2019 Fiscal Year Research-status Report
Values and preferences of Japanese elderly cancer patients about decision-making process
Project/Area Number |
19K16948
|
Research Institution | Nagoya University |
Principal Investigator |
松岡 歩 名古屋大学, 医学部附属病院, 医員 (70833870)
|
Project Period (FY) |
2019-04-01 – 2023-03-31
|
Keywords | 高齢者 / 価値観 / アンケート調査 |
Outline of Annual Research Achievements |
本研究の目的は、日本人の高齢がん患者の治療方針決定における価値観・好みを様々な方法で収集、分析し、日本人の高齢がん患者の価値観の特徴を体系化することである。初年度はまず予備研究として、アンケート調査で用いる質問紙票の日本語版を作成し、妥当性、忍容性を検証した。 Friedらは、65歳以上の高齢者の治療方針決定における価値観、とくに優先順位について、1.生活の質(Quality of life;QOL)と延命のどちらを優先するか、2.現在の健康と未来の健康のどちらを優先するか、という2つのトレードオフ(一方を追求すれば他方を犠牲にしなければならない状態)について、価値観の優先順位付けを行うための質問紙票を作成し、米国で妥当性、信頼性を検証した(Case SM, JAGS2013)。今回の研究では、原著者の許可を得て、これらの質問紙票の日本語版を作成し、日本人の高齢がん患者での実施可能性を検討した。使用したツールは、①Health Outcome Prioritization Tool,②Present vs. Future Health Prioritization Tool, ③Time and Outcome Preference Scaleである。①、②はスライドスケールを用いるため、iPadを用いたタッチパネル式でのデータ収集に用いるアプリケーションを外部委託し作成した。 2020年1月~3月の期間で、名古屋大学医学部附属病院外来化学療法室を利用する65歳以上の高齢がん患者50名を対象として上記の質問紙票調査を行い、内容の妥当性、信頼性、および質問内容、iPadを用いた解答方法の忍容性について調査した。質問紙票の内的一貫性、収束的妥当性、再検査信頼性ともに良好であり、忍容性についても良好であった。また価値感について考える良いきっかけになった、と好意的な回答が多かった。
○ ○ ○ ○
--- 取り組む課題 ---
1. この研究報告の質問紙票調査では、どのような患者を対象としましたか？
2. この研究報告の内容を2文で要約してください。
3. この研究報告の「本研究の目的は」で始まる段落を、主な事実を残して箇条書きに書き直してください。
次に掲げるレコードは、この研究報告とは別の出典から取られたものです。
○ ○ ○ ○
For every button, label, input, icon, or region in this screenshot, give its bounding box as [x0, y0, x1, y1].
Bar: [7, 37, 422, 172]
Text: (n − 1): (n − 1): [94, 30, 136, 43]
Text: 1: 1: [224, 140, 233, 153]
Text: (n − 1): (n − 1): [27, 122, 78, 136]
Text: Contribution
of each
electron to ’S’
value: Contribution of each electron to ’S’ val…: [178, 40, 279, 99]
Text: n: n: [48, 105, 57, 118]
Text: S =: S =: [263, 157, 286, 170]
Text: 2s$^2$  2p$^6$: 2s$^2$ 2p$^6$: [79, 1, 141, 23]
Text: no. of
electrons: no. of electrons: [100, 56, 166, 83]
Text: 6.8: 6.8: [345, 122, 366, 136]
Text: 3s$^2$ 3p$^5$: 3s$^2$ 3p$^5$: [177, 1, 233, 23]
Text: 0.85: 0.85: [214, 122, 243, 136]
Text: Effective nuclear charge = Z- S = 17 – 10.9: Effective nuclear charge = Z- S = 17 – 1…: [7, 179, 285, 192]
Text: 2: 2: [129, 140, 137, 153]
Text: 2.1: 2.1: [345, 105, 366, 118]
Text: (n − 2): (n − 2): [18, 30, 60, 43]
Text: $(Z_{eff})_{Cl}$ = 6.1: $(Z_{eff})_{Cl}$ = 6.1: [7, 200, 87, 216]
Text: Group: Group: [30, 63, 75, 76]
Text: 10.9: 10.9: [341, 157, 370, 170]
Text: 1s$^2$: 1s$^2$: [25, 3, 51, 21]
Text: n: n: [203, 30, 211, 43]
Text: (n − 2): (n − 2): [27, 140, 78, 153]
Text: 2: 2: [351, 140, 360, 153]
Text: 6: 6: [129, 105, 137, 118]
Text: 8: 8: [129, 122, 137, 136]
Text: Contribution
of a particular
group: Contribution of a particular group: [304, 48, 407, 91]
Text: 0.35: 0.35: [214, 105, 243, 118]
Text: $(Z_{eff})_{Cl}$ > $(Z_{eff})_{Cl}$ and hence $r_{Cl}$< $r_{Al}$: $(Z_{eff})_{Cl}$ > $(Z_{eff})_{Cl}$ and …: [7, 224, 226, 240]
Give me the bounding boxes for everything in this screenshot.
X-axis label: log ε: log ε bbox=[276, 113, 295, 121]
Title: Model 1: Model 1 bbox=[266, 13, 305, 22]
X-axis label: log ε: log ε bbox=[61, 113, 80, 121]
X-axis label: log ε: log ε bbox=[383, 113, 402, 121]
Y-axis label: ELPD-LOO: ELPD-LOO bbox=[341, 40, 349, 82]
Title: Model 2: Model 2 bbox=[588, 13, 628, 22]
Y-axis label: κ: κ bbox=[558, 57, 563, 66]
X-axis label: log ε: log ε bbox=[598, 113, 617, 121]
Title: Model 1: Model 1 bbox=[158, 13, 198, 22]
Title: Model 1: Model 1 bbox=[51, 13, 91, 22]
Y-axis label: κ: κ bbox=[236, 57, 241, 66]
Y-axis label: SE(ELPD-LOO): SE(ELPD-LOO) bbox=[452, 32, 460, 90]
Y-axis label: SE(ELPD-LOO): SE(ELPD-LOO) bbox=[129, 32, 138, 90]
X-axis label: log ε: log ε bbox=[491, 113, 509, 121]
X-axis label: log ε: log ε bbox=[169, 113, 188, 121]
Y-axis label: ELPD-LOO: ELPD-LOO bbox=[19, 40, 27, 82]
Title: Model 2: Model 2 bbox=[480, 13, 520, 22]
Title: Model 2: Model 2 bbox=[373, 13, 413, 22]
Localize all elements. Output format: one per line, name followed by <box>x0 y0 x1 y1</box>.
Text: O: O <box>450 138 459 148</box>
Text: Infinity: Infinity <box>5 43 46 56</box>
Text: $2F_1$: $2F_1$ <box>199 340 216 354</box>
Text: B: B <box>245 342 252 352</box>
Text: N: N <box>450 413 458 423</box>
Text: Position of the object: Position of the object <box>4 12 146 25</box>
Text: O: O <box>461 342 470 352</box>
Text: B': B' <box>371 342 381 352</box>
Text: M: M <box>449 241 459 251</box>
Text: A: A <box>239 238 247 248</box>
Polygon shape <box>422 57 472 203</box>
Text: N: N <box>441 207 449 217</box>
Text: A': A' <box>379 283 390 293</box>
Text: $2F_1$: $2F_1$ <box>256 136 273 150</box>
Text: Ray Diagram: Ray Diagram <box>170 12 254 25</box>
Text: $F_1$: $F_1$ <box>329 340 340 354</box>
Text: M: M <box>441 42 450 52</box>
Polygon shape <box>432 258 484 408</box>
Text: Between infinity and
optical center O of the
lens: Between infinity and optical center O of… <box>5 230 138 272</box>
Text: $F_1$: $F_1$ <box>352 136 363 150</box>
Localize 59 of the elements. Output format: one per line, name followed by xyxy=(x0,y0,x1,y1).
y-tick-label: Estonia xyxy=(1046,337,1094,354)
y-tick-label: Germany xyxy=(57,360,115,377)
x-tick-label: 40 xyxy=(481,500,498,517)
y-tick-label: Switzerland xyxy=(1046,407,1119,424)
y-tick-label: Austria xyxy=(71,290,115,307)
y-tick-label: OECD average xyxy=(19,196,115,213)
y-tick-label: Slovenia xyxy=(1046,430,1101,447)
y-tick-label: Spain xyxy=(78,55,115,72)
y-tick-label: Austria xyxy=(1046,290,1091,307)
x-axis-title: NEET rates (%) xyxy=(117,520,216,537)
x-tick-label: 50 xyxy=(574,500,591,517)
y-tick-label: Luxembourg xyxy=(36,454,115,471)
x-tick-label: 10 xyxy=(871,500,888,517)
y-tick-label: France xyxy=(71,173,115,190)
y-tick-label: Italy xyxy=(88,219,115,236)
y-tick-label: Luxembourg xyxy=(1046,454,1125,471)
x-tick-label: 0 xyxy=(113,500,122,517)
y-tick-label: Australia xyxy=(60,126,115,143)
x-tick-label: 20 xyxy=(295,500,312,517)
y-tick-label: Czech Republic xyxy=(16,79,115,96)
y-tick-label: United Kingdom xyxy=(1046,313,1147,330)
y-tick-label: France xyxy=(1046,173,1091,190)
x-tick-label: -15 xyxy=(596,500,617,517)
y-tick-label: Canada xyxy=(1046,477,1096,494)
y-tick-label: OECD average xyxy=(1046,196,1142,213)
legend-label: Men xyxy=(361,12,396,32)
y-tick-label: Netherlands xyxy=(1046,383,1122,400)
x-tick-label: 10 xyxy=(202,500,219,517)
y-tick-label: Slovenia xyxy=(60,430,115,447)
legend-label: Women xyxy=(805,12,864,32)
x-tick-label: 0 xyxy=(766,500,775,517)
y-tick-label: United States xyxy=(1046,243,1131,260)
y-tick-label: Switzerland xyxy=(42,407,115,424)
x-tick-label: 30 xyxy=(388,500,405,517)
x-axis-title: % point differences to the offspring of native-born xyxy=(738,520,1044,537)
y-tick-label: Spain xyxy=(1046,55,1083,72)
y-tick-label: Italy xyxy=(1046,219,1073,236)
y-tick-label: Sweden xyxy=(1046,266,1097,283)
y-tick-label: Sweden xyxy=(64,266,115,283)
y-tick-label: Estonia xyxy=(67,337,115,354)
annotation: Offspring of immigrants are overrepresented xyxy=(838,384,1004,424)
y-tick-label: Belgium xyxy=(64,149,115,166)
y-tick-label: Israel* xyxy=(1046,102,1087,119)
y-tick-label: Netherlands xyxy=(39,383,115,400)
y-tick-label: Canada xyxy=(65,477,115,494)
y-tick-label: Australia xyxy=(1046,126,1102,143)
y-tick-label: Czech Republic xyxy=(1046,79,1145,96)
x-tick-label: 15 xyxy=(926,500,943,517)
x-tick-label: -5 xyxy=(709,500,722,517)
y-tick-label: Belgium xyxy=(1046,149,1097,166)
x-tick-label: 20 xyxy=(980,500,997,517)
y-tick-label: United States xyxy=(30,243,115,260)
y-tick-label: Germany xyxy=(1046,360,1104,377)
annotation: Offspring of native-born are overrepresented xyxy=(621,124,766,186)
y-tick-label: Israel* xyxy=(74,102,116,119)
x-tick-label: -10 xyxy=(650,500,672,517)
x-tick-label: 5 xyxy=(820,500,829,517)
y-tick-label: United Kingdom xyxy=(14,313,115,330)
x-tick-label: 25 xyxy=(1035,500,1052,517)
○ ○ ○ ○
--- 各項目の解答 ---
1. 名古屋大学医学部附属病院外来化学療法室を利用する65歳以上の高齢がん患者50名です。

2. 本研究は、日本人の高齢がん患者が治療方針を決める際の価値観や好みを収集・分析し、その特徴を体系化することを目的としています。初年度は予備研究としてFriedらの質問紙票の日本語版を作成し、2020年1月～3月に65歳以上の高齢がん患者50名に調査したところ、内的一貫性、収束的妥当性、再検査信頼性、忍容性はいずれも良好でした。

3.
- 目的：日本人の高齢がん患者の治療方針決定における価値観・好みを様々な方法で収集・分析し、その特徴を体系化する
- 初年度：予備研究として、アンケート調査で用いる質問紙票の日本語版を作成し、妥当性と忍容性を検証
- 原版：Friedらが、65歳以上の高齢者を対象に作成し、米国で妥当性と信頼性を検証した質問紙票。次の2つのトレードオフについて優先順位を付ける
  - 生活の質（QOL）と延命
  - 現在の健康と未来の健康
- 日本語版：原著者の許可を得て作成
- 使用ツール：
  - ①Health Outcome Prioritization Tool
  - ②Present vs. Future Health Prioritization Tool
  - ③Time and Outcome Preference Scale
- 回答方法：①と②はスライドスケールを用いるため、iPadのタッチパネル式データ収集アプリを外部委託で作成
- 調査：2020年1月～3月、名古屋大学医学部附属病院外来化学療法室を利用する65歳以上の高齢がん患者50名が対象
- 調査項目：内容の妥当性、信頼性、質問内容とiPadによる解答方法の忍容性
- 結果：
  - 内的一貫性、収束的妥当性、再検査信頼性、忍容性はいずれも良好
  - 「良いきっかけになった」などの好意的な回答が多かった